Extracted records
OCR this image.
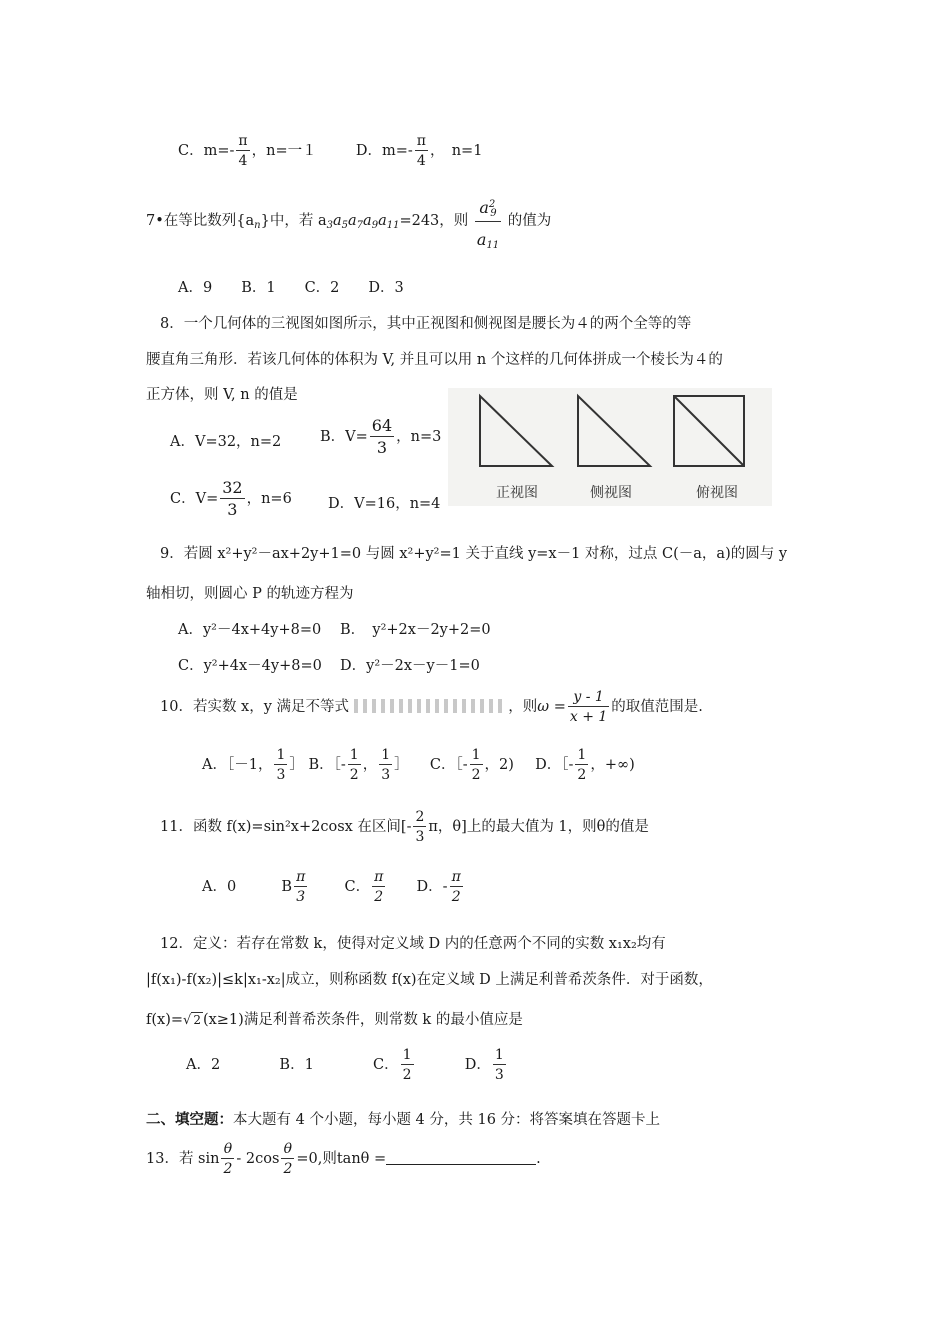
C．$m=- \frac{\pi}{4}$ ，n=一１	D．$m=- \frac{\pi}{4}$ ，　n=1
7•在等比数列$\{a_n\}$中，若 $a_3a_5a_7a_9a_{11}=243$，则 $\frac{a^2_9}{a_{11}}$ 的值为
A．9　　B．1　　C．2　　D．3
8．一个几何体的三视图如图所示，其中正视图和侧视图是腰长为４的两个全等的等
腰直角三角形．若该几何体的体积为 V, 并且可以用 n 个这样的几何体拼成一个棱长为４的
正方体，则 V, n 的值是
A．V=32，n=2	B．$V= \frac{64}{3}$ ，n=3
C．$V= \frac{32}{3}$ ，n=6 D．V=16，n=4
正视图	侧视图	俯视图
9．若圆 x²+y²－ax+2y+1=0 与圆 x²+y²=1 关于直线 y=x－1 对称，过点 C(－a，a)的圆与 y
轴相切，则圆心 P 的轨迹方程为
A．y²－4x+4y+8=0 B．　y²+2x－2y+2=0
C．y²+4x－4y+8=0 D．y²－2x－y－1=0
10．若实数 x，y 满足不等式	，则$\omega = \frac{y - 1}{x + 1}$ 的取值范围是.
A．［－1， $\frac{1}{3}$ ］ B．［- $\frac{1}{2}$ ， $\frac{1}{3}$ ］ C．［- $\frac{1}{2}$ ，2) D．［- $\frac{1}{2}$ ，+∞)
11．函数 f(x)=sin²x+2cosx 在区间[- $\frac{2}{3}$ π，θ]上的最大值为 1，则θ的值是
A．0	B $\frac{\pi}{3}$	C． $\frac{\pi}{2}$ D．- $\frac{\pi}{2}$
12．定义：若存在常数 k，使得对定义域 D 内的任意两个不同的实数 x₁x₂均有
|f(x₁)-f(x₂)|≤k|x₁-x₂|成立，则称函数 f(x)在定义域 D 上满足利普希茨条件．对于函数，
f(x)=√ 2 (x≥1)满足利普希茨条件，则常数 k 的最小值应是
A．2	B．1	C． $\frac{1}{2}$	D． $\frac{1}{3}$
二、填空题：本大题有 4 个小题，每小题 4 分，共 16 分：将答案填在答题卡上
13．若 $\sin \frac{\theta}{2} - 2\cos \frac{\theta}{2} =0$,则tanθ =	.
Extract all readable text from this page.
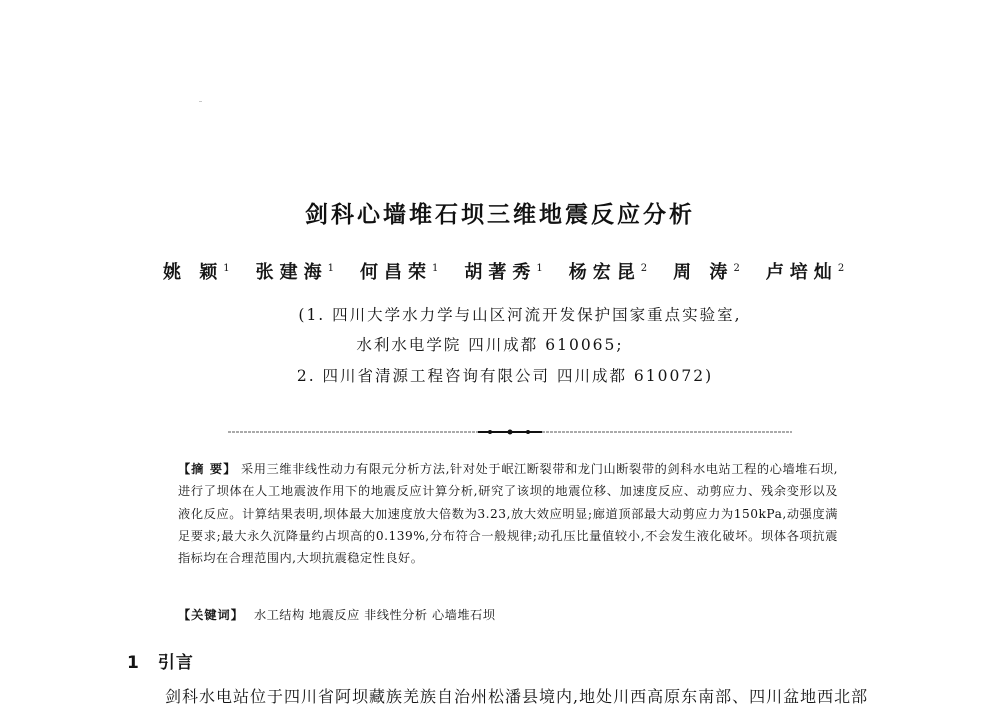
剑科心墙堆石坝三维地震反应分析
姚 颖$^1$ 张建海$^1$ 何昌荣$^1$ 胡著秀$^1$ 杨宏昆$^2$ 周 涛$^2$ 卢培灿$^2$
(1. 四川大学水力学与山区河流开发保护国家重点实验室,
水利水电学院 四川成都 610065;
2. 四川省清源工程咨询有限公司 四川成都 610072)
【摘 要】 采用三维非线性动力有限元分析方法,针对处于岷江断裂带和龙门山断裂带的剑科水电站工程的心墙堆石坝,进行了坝体在人工地震波作用下的地震反应计算分析,研究了该坝的地震位移、加速度反应、动剪应力、残余变形以及液化反应。计算结果表明,坝体最大加速度放大倍数为3.23,放大效应明显;廊道顶部最大动剪应力为150kPa,动强度满足要求;最大永久沉降量约占坝高的0.139%,分布符合一般规律;动孔压比量值较小,不会发生液化破坏。坝体各项抗震指标均在合理范围内,大坝抗震稳定性良好。
【关键词】 水工结构 地震反应 非线性分析 心墙堆石坝
1 引言
剑科水电站位于四川省阿坝藏族羌族自治州松潘县境内,地处川西高原东南部、四川盆地西北部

▶ What to produce: Transcribe the listing in full and omit the pictures.

▶ Task answer:
OCR this image.
C．$m=- \frac{\pi}{4}$ ，n=一１	D．$m=- \frac{\pi}{4}$ ，　n=1
7•在等比数列$\{a_n\}$中，若 $a_3a_5a_7a_9a_{11}=243$，则 $\frac{a^2_9}{a_{11}}$ 的值为
A．9　　B．1　　C．2　　D．3
8．一个几何体的三视图如图所示，其中正视图和侧视图是腰长为４的两个全等的等
腰直角三角形．若该几何体的体积为 V, 并且可以用 n 个这样的几何体拼成一个棱长为４的
正方体，则 V, n 的值是
A．V=32，n=2	B．$V= \frac{64}{3}$ ，n=3
C．$V= \frac{32}{3}$ ，n=6 D．V=16，n=4
正视图	侧视图	俯视图
9．若圆 x²+y²－ax+2y+1=0 与圆 x²+y²=1 关于直线 y=x－1 对称，过点 C(－a，a)的圆与 y
轴相切，则圆心 P 的轨迹方程为
A．y²－4x+4y+8=0 B．　y²+2x－2y+2=0
C．y²+4x－4y+8=0 D．y²－2x－y－1=0
10．若实数 x，y 满足不等式	，则$\omega = \frac{y - 1}{x + 1}$ 的取值范围是.
A．［－1， $\frac{1}{3}$ ］ B．［- $\frac{1}{2}$ ， $\frac{1}{3}$ ］ C．［- $\frac{1}{2}$ ，2) D．［- $\frac{1}{2}$ ，+∞)
11．函数 f(x)=sin²x+2cosx 在区间[- $\frac{2}{3}$ π，θ]上的最大值为 1，则θ的值是
A．0	B $\frac{\pi}{3}$	C． $\frac{\pi}{2}$ D．- $\frac{\pi}{2}$
12．定义：若存在常数 k，使得对定义域 D 内的任意两个不同的实数 x₁x₂均有
|f(x₁)-f(x₂)|≤k|x₁-x₂|成立，则称函数 f(x)在定义域 D 上满足利普希茨条件．对于函数，
f(x)=√ 2 (x≥1)满足利普希茨条件，则常数 k 的最小值应是
A．2	B．1	C． $\frac{1}{2}$	D． $\frac{1}{3}$
二、填空题：本大题有 4 个小题，每小题 4 分，共 16 分：将答案填在答题卡上
13．若 $\sin \frac{\theta}{2} - 2\cos \frac{\theta}{2} =0$,则tanθ =	.
Extract all readable text from this page.
剑科心墙堆石坝三维地震反应分析
姚 颖$^1$ 张建海$^1$ 何昌荣$^1$ 胡著秀$^1$ 杨宏昆$^2$ 周 涛$^2$ 卢培灿$^2$
(1. 四川大学水力学与山区河流开发保护国家重点实验室,
水利水电学院 四川成都 610065;
2. 四川省清源工程咨询有限公司 四川成都 610072)
【摘 要】 采用三维非线性动力有限元分析方法,针对处于岷江断裂带和龙门山断裂带的剑科水电站工程的心墙堆石坝,进行了坝体在人工地震波作用下的地震反应计算分析,研究了该坝的地震位移、加速度反应、动剪应力、残余变形以及液化反应。计算结果表明,坝体最大加速度放大倍数为3.23,放大效应明显;廊道顶部最大动剪应力为150kPa,动强度满足要求;最大永久沉降量约占坝高的0.139%,分布符合一般规律;动孔压比量值较小,不会发生液化破坏。坝体各项抗震指标均在合理范围内,大坝抗震稳定性良好。
【关键词】 水工结构 地震反应 非线性分析 心墙堆石坝
1 引言
剑科水电站位于四川省阿坝藏族羌族自治州松潘县境内,地处川西高原东南部、四川盆地西北部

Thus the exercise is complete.